------ EXTRACT
Each user has an avatar, which becomes a personal online agent. The avatar is the personification of the user in the virtual world. The user acts directly on the environment or indirectly with the avatar. The communication between avatars is done through a "Conversational Interface" (CI).
The boundary between the real and the virtual is blurred. Reality-shaping technologies offer new virtual environments. Companies and institutions become virtual. Simulations become real.
The distinction between game and social world is diluted. It is a social space of interaction with which social experiences are gained. The Web as an "online life". Simulated worlds as the space for interaction.
New forms of partnership and collaboration.
It is a space of greater freedom than the physical world. It allows to easily create virtual objects (as in Second Life), create networks of objects and people, with interactions between them, etc.
The Web of Things (or Internet of Things). With blogjects (object blogs). With physical hyperlinks (Physical Hyperlinks, PH) such as the two-dimensional QR barcode (Quick Response), a code readable by 3G phones.
It allows a quick and easy learning.
With the possibility of syndication in the virtual world.
With location-aware systems, such as Foursquare, which geolocate the user through their fixed or mobile device.
Augmented reality with context-sensitive sensors.
With semantic type standards.
There are inner technologies (for accessing the Web directly or indirectly through the avatar) and outer technologies, which provide information from the user's external world.
------------
------ THE DATA
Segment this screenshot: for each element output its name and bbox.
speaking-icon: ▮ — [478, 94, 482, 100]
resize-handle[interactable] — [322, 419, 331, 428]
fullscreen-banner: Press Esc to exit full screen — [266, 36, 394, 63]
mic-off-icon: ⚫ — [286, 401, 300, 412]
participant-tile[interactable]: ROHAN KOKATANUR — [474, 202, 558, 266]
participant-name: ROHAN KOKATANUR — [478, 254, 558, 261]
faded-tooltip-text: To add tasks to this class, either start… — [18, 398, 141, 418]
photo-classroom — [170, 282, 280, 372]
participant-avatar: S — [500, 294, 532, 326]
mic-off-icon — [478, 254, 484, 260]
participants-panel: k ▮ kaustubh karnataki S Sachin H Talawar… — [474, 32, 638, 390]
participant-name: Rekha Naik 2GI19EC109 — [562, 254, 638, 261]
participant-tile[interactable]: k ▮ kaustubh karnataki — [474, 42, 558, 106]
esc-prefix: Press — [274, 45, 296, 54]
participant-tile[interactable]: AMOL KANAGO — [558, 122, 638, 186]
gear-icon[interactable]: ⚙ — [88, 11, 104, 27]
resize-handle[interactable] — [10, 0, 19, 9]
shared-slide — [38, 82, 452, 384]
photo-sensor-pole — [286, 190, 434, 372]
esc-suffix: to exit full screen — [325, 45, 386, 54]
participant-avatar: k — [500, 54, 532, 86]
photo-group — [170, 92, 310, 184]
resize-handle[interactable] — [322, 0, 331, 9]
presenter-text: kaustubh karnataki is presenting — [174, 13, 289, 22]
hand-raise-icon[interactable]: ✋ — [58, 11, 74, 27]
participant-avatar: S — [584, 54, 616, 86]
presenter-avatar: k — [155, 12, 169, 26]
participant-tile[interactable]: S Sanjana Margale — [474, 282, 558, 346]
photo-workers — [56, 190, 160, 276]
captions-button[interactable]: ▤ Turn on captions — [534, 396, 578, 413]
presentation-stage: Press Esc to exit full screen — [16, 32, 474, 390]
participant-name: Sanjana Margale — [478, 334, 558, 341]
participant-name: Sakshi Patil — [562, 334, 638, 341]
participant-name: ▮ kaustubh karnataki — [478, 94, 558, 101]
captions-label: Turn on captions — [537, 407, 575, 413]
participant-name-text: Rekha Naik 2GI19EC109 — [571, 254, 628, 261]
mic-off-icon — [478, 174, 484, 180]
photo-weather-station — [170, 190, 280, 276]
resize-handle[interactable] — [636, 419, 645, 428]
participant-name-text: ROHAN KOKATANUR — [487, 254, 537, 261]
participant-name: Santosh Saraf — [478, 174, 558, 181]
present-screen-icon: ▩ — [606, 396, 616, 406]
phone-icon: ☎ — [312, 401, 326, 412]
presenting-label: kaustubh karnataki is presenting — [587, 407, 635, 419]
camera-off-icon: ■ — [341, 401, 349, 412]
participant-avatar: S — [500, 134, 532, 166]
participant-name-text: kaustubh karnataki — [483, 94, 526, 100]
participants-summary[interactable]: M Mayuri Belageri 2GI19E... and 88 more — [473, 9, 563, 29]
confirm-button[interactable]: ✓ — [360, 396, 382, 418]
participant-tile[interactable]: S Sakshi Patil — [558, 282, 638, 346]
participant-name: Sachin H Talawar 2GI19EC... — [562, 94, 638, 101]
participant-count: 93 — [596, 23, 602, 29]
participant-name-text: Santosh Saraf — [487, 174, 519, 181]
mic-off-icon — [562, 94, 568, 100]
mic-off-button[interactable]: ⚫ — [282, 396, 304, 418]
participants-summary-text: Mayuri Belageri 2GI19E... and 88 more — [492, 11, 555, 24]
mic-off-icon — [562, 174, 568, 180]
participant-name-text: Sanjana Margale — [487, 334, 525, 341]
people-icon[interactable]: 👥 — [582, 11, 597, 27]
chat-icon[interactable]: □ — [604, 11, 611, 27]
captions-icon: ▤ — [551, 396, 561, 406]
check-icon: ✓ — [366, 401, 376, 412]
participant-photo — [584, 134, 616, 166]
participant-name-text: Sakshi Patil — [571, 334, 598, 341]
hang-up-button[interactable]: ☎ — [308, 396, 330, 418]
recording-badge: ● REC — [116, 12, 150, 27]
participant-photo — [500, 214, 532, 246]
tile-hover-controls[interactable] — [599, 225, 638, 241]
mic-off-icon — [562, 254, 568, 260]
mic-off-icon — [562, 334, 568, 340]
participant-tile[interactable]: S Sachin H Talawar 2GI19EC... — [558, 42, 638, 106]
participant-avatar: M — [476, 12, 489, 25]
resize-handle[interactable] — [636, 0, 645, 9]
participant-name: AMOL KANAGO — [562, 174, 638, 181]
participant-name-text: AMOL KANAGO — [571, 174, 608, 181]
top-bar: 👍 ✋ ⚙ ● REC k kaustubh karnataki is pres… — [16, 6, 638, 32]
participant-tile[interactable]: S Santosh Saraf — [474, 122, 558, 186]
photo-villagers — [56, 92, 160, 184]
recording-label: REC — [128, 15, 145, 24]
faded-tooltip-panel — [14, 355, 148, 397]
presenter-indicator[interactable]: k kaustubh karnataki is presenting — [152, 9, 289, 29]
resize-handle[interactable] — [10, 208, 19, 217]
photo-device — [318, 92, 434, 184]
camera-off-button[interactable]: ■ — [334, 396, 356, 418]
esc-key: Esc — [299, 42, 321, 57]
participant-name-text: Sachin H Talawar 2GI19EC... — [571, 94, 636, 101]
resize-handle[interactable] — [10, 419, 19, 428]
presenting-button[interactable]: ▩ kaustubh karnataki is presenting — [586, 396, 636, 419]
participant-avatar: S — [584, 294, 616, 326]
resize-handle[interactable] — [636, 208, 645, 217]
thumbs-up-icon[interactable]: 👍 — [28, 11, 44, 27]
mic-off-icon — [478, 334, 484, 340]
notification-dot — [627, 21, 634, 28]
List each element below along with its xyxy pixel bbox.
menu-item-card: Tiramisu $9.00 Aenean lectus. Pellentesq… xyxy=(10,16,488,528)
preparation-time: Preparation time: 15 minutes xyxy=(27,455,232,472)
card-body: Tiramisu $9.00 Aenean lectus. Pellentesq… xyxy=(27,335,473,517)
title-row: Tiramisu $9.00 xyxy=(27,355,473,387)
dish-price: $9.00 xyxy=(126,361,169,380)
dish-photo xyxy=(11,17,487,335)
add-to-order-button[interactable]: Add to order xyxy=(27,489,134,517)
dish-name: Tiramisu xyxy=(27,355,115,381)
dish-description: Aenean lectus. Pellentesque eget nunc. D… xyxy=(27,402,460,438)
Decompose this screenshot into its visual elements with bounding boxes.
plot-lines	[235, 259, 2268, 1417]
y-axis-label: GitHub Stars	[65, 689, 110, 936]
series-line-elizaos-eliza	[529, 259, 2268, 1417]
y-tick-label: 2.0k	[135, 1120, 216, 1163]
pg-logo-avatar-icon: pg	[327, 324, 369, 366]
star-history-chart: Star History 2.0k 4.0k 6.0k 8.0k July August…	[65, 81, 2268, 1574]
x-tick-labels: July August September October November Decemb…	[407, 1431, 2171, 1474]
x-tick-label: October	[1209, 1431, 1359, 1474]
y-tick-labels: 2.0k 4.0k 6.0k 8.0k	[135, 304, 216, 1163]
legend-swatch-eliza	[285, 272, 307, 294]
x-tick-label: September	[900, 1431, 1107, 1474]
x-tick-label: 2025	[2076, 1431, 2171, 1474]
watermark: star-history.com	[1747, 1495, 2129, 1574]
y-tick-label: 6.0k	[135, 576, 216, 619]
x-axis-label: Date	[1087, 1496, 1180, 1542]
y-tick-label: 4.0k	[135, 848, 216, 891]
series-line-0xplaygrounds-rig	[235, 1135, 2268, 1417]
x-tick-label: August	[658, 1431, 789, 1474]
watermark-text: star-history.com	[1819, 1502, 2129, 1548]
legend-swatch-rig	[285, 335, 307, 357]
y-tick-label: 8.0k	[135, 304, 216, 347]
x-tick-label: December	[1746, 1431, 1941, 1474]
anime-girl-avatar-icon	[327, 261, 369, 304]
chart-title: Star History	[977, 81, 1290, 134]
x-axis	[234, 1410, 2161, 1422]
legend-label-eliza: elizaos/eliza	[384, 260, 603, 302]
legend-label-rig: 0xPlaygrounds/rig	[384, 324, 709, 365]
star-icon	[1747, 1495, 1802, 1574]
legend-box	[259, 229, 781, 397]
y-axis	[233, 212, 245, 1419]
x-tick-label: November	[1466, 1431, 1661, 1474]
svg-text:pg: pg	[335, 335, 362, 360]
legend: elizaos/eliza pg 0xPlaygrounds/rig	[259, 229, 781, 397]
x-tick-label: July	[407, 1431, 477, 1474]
------------
_WHAT THIS EXERCISE ASKS_
A. In the passage on avatars and virtual worlds, through what is communication between avatars done?
B. Write a continuation of the passage on avatars and virtual worlds, picking up after its final sentence.
The items are separate material and have no connection to the passage on avatars and virtual worlds.

_RESPONSES IN ORDER_
A. Through a "Conversational Interface" (CI).

B.
Mirror worlds. They are informationally extended mirror worlds or models of the physical world. The best example of a mirror world is Google Earth, a digital map of the Earth accessible via the Web, a GIS (Geographic Information System) type mirror world.
Vital records (lifelogging). They record and report the internal states and vital histories of objects and users. It is the "documented life" for later examination. At the object level they are blogjects, information shadows, spimes, etc. An information shadow is a set of metadata associated with an intelligent product or service. A spime −a neologism created by Bruce Sterling− is a named object that is tracked through space and time in its life cycle.
Web 4.0
It is a Web concept with the following features:
Web is the operating system (WebOS).
Links to the Web Science (the Science of the Web).
It is an "intelligent" Web, where we can find more relevant or meaningful information.
It includes the Web of Things, with hyperlinks between objects.
It is a ubiquitous Web.
It aims to unite intelligences so that people and things can communicate with each other and make decisions.
Ray Kurzweil predicts that by 2029 WebOS will parallel the human brain.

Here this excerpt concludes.